======== Kaynak metin ========

İçindekiler
Yakalama kararı , Ceza Muhakemesi Kanunu’nun 90. maddesi ile 98. maddesi arasında düzenlenmiştir. Bu yazımızda yakalama kararı verilebilmesinin şartları ve yakalama kararının sonuçlarını inceleyeceğiz. Koruma tedbirlerinden biri olan yakalama kararının en önemli özelliği geçici nitelikte olmasıdır. Bu koruma tedbiri delillerin karartılması ve şüphelinin kaçmasını önleyen bir koruma tedbiridir. Yakalama kararı, CMK 90, CMK 90/4. maddesi hakkında detaylı bilgi için yazımızı okuyabilirsiniz.
CMK 90
Yakalama ve yakalanan kişi hakkında işlemler CMK 90. Maddesinde düzenlenmiştir.
- CMK 90‘daki düzenlemenin birinci fıkrasında herkes tarafından yapılabilecek yakalama düzenlenmiştir. CMK 90/1‘e göre bir kişiye suç işlerken rastlanması ya da suçüstü bir fiilinden dolayı izlenen kişinin kaçma ihtimali olması veyahut derhal kimliğini belirleme olanağının bulunmaması durumunda herkesçe yakalama yapılabilir.
- CMK 90/2‘de ise kolluğa verilen yakalama yetkisi düzenlenmiştir. Aşağıda CMK 90 kapsamındaki düzenlemenin fıkralarını kısaca inceleyeceğiz.

========

Yakalama kararı metninde "- CMK 90‘daki" sözlerinden başlayıp "fıkralarını kısaca inceleyeceğiz." sözleri de dahil olmak üzere o kısmı, "herkesçe" yerine "herkes tarafından" koyarak yeniden yazın.

======== Veri kesiti ========

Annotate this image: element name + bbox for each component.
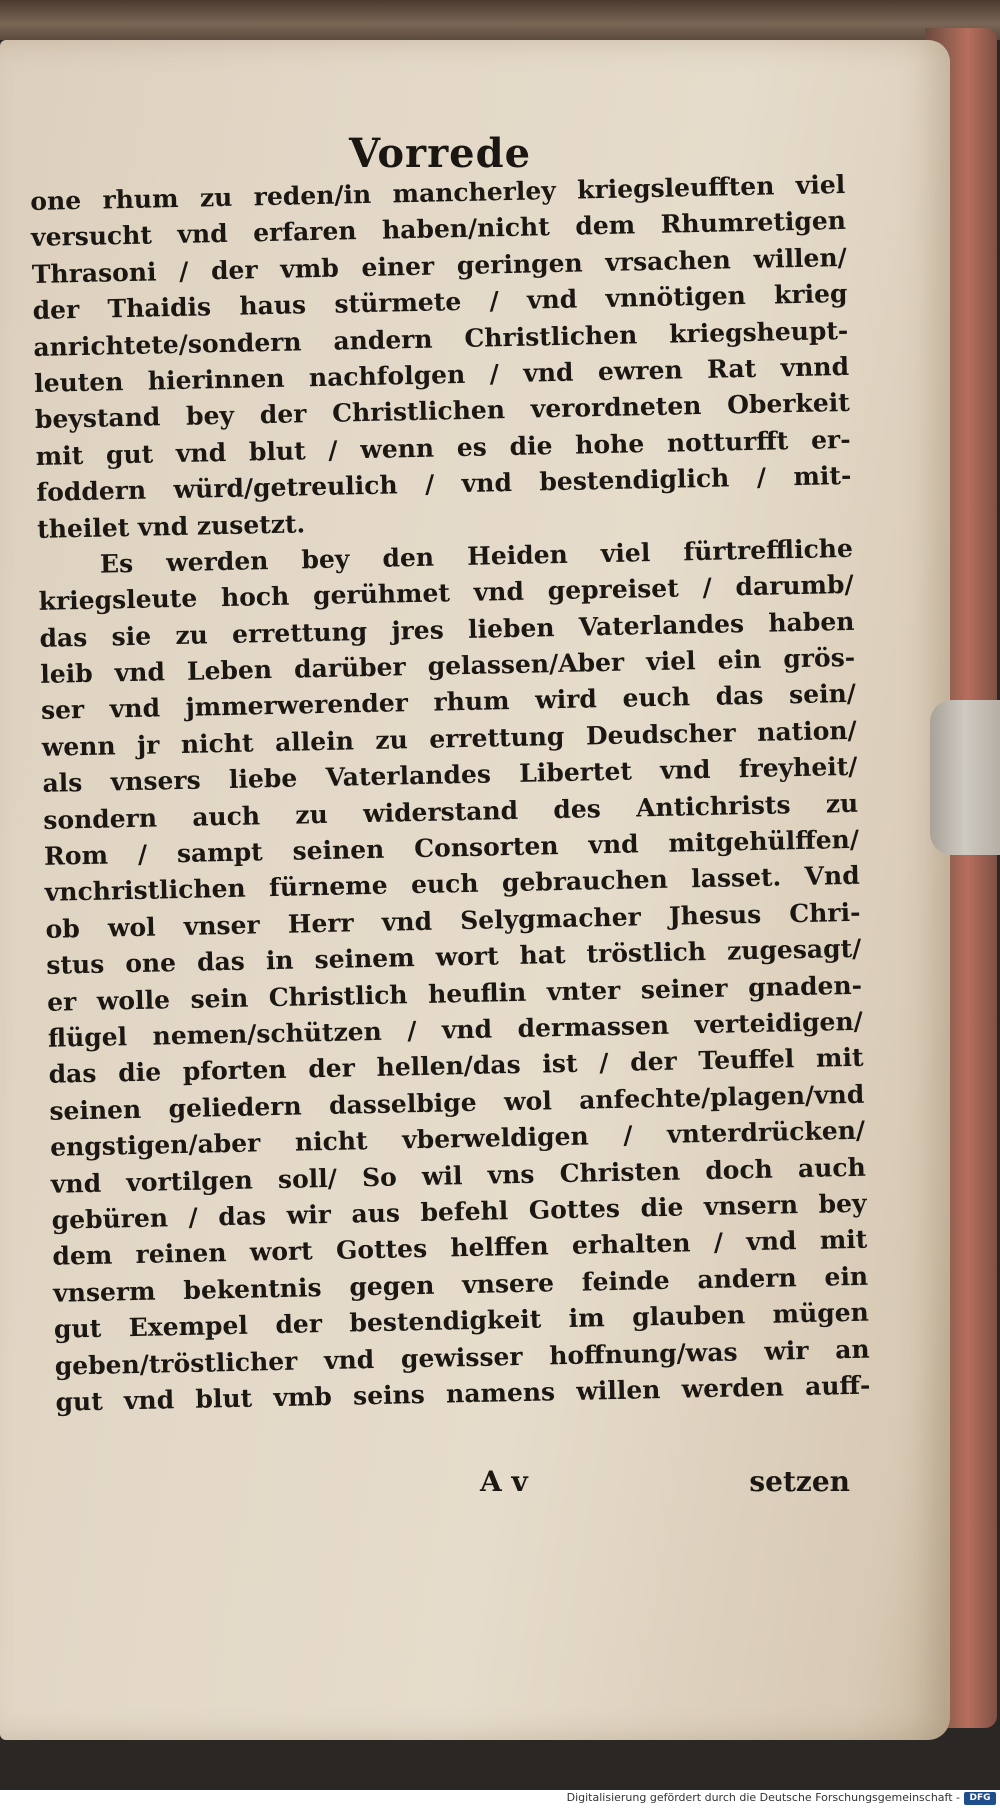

========

* Tam yanıt *
- CMK 90‘daki düzenlemenin birinci fıkrasında herkes tarafından yapılabilecek yakalama düzenlenmiştir. CMK 90/1‘e göre bir kişiye suç işlerken rastlanması ya da suçüstü bir fiilinden dolayı izlenen kişinin kaçma ihtimali olması veyahut derhal kimliğini belirleme olanağının bulunmaması durumunda herkes tarafından yakalama yapılabilir.
- CMK 90/2‘de ise kolluğa verilen yakalama yetkisi düzenlenmiştir. Aşağıda CMK 90 kapsamındaki düzenlemenin fıkralarını kısaca inceleyeceğiz.